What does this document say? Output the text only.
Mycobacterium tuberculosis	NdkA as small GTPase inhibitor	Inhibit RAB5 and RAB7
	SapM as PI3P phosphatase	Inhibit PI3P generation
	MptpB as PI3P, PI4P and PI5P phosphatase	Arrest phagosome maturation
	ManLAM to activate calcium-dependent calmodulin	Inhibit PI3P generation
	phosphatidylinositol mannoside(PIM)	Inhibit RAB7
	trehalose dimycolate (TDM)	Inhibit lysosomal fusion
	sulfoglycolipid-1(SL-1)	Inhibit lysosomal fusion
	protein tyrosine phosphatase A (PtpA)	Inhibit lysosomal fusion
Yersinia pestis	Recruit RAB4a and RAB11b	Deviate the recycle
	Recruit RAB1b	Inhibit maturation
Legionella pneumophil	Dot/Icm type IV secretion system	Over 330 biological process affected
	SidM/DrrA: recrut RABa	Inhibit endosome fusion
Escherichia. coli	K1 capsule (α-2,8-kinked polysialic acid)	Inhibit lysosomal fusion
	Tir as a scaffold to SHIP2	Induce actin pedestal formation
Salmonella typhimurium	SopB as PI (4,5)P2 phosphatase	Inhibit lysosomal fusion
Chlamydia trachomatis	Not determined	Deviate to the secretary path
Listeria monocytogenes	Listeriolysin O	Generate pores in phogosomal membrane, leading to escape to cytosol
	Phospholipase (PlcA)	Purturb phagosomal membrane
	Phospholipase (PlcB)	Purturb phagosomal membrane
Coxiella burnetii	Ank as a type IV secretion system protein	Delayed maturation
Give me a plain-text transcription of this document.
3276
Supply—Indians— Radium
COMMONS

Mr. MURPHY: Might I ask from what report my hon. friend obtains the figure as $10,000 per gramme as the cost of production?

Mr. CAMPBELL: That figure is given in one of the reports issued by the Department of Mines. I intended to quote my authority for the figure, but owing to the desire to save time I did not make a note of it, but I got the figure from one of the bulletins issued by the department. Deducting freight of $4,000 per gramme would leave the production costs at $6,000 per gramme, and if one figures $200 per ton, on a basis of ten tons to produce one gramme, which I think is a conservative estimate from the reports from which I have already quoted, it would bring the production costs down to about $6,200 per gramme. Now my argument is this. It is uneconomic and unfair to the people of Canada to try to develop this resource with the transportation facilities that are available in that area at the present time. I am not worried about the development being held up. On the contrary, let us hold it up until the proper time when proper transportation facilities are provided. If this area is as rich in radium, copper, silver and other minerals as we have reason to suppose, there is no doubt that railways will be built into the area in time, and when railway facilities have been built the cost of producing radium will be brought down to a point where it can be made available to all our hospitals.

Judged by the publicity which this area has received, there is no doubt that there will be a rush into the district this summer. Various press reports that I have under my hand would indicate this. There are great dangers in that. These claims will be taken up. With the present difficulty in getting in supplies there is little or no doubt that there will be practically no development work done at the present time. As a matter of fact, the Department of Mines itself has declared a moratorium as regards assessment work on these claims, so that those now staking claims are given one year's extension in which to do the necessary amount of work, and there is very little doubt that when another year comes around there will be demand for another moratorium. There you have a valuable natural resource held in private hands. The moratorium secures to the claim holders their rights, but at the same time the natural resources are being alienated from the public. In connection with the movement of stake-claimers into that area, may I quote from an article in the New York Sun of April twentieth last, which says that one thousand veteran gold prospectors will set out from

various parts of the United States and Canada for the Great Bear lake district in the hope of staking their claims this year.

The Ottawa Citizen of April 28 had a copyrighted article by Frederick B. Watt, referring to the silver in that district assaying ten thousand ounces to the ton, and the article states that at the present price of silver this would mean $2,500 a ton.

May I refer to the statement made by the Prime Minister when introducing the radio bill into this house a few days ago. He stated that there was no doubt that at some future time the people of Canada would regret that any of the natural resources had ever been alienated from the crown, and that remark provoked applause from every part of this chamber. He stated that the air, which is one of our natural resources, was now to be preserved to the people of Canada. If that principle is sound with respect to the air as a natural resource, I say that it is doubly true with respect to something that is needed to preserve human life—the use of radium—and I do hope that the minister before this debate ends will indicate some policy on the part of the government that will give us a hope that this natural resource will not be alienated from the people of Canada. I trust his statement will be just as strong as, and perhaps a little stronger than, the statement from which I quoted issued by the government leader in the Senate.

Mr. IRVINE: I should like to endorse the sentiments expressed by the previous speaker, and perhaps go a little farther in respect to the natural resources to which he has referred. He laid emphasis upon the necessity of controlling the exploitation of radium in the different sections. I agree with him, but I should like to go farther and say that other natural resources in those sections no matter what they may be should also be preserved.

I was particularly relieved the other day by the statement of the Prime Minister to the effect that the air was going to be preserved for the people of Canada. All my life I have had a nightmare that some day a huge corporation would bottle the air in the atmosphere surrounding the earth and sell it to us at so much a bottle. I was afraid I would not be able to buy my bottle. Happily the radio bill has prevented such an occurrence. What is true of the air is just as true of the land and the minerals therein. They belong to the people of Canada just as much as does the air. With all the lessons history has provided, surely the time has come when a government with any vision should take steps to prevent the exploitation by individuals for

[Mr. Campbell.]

.....

| TASK TO COMPLETE |
Please transcribe the entries above exactly as written.

| FINAL ANSWER |
What does this document say? Output the text only.
Mycobacterium tuberculosis	NdkA as small GTPase inhibitor	Inhibit RAB5 and RAB7
	SapM as PI3P phosphatase	Inhibit PI3P generation
	MptpB as PI3P, PI4P and PI5P phosphatase	Arrest phagosome maturation
	ManLAM to activate calcium-dependent calmodulin	Inhibit PI3P generation
	phosphatidylinositol mannoside(PIM)	Inhibit RAB7
	trehalose dimycolate (TDM)	Inhibit lysosomal fusion
	sulfoglycolipid-1(SL-1)	Inhibit lysosomal fusion
	protein tyrosine phosphatase A (PtpA)	Inhibit lysosomal fusion
Yersinia pestis	Recruit RAB4a and RAB11b	Deviate the recycle
	Recruit RAB1b	Inhibit maturation
Legionella pneumophil	Dot/Icm type IV secretion system	Over 330 biological process affected
	SidM/DrrA: recrut RABa	Inhibit endosome fusion
Escherichia. coli	K1 capsule (α-2,8-kinked polysialic acid)	Inhibit lysosomal fusion
	Tir as a scaffold to SHIP2	Induce actin pedestal formation
Salmonella typhimurium	SopB as PI (4,5)P2 phosphatase	Inhibit lysosomal fusion
Chlamydia trachomatis	Not determined	Deviate to the secretary path
Listeria monocytogenes	Listeriolysin O	Generate pores in phogosomal membrane, leading to escape to cytosol
	Phospholipase (PlcA)	Purturb phagosomal membrane
	Phospholipase (PlcB)	Purturb phagosomal membrane
Coxiella burnetii	Ank as a type IV secretion system protein	Delayed maturation
Give me a plain-text transcription of this document.
3276
Supply—Indians— Radium
COMMONS

Mr. MURPHY: Might I ask from what report my hon. friend obtains the figure as $10,000 per gramme as the cost of production?

Mr. CAMPBELL: That figure is given in one of the reports issued by the Department of Mines. I intended to quote my authority for the figure, but owing to the desire to save time I did not make a note of it, but I got the figure from one of the bulletins issued by the department. Deducting freight of $4,000 per gramme would leave the production costs at $6,000 per gramme, and if one figures $200 per ton, on a basis of ten tons to produce one gramme, which I think is a conservative estimate from the reports from which I have already quoted, it would bring the production costs down to about $6,200 per gramme. Now my argument is this. It is uneconomic and unfair to the people of Canada to try to develop this resource with the transportation facilities that are available in that area at the present time. I am not worried about the development being held up. On the contrary, let us hold it up until the proper time when proper transportation facilities are provided. If this area is as rich in radium, copper, silver and other minerals as we have reason to suppose, there is no doubt that railways will be built into the area in time, and when railway facilities have been built the cost of producing radium will be brought down to a point where it can be made available to all our hospitals.

Judged by the publicity which this area has received, there is no doubt that there will be a rush into the district this summer. Various press reports that I have under my hand would indicate this. There are great dangers in that. These claims will be taken up. With the present difficulty in getting in supplies there is little or no doubt that there will be practically no development work done at the present time. As a matter of fact, the Department of Mines itself has declared a moratorium as regards assessment work on these claims, so that those now staking claims are given one year's extension in which to do the necessary amount of work, and there is very little doubt that when another year comes around there will be demand for another moratorium. There you have a valuable natural resource held in private hands. The moratorium secures to the claim holders their rights, but at the same time the natural resources are being alienated from the public. In connection with the movement of stake-claimers into that area, may I quote from an article in the New York Sun of April twentieth last, which says that one thousand veteran gold prospectors will set out from

various parts of the United States and Canada for the Great Bear lake district in the hope of staking their claims this year.

The Ottawa Citizen of April 28 had a copyrighted article by Frederick B. Watt, referring to the silver in that district assaying ten thousand ounces to the ton, and the article states that at the present price of silver this would mean $2,500 a ton.

May I refer to the statement made by the Prime Minister when introducing the radio bill into this house a few days ago. He stated that there was no doubt that at some future time the people of Canada would regret that any of the natural resources had ever been alienated from the crown, and that remark provoked applause from every part of this chamber. He stated that the air, which is one of our natural resources, was now to be preserved to the people of Canada. If that principle is sound with respect to the air as a natural resource, I say that it is doubly true with respect to something that is needed to preserve human life—the use of radium—and I do hope that the minister before this debate ends will indicate some policy on the part of the government that will give us a hope that this natural resource will not be alienated from the people of Canada. I trust his statement will be just as strong as, and perhaps a little stronger than, the statement from which I quoted issued by the government leader in the Senate.

Mr. IRVINE: I should like to endorse the sentiments expressed by the previous speaker, and perhaps go a little farther in respect to the natural resources to which he has referred. He laid emphasis upon the necessity of controlling the exploitation of radium in the different sections. I agree with him, but I should like to go farther and say that other natural resources in those sections no matter what they may be should also be preserved.

I was particularly relieved the other day by the statement of the Prime Minister to the effect that the air was going to be preserved for the people of Canada. All my life I have had a nightmare that some day a huge corporation would bottle the air in the atmosphere surrounding the earth and sell it to us at so much a bottle. I was afraid I would not be able to buy my bottle. Happily the radio bill has prevented such an occurrence. What is true of the air is just as true of the land and the minerals therein. They belong to the people of Canada just as much as does the air. With all the lessons history has provided, surely the time has come when a government with any vision should take steps to prevent the exploitation by individuals for

[Mr. Campbell.]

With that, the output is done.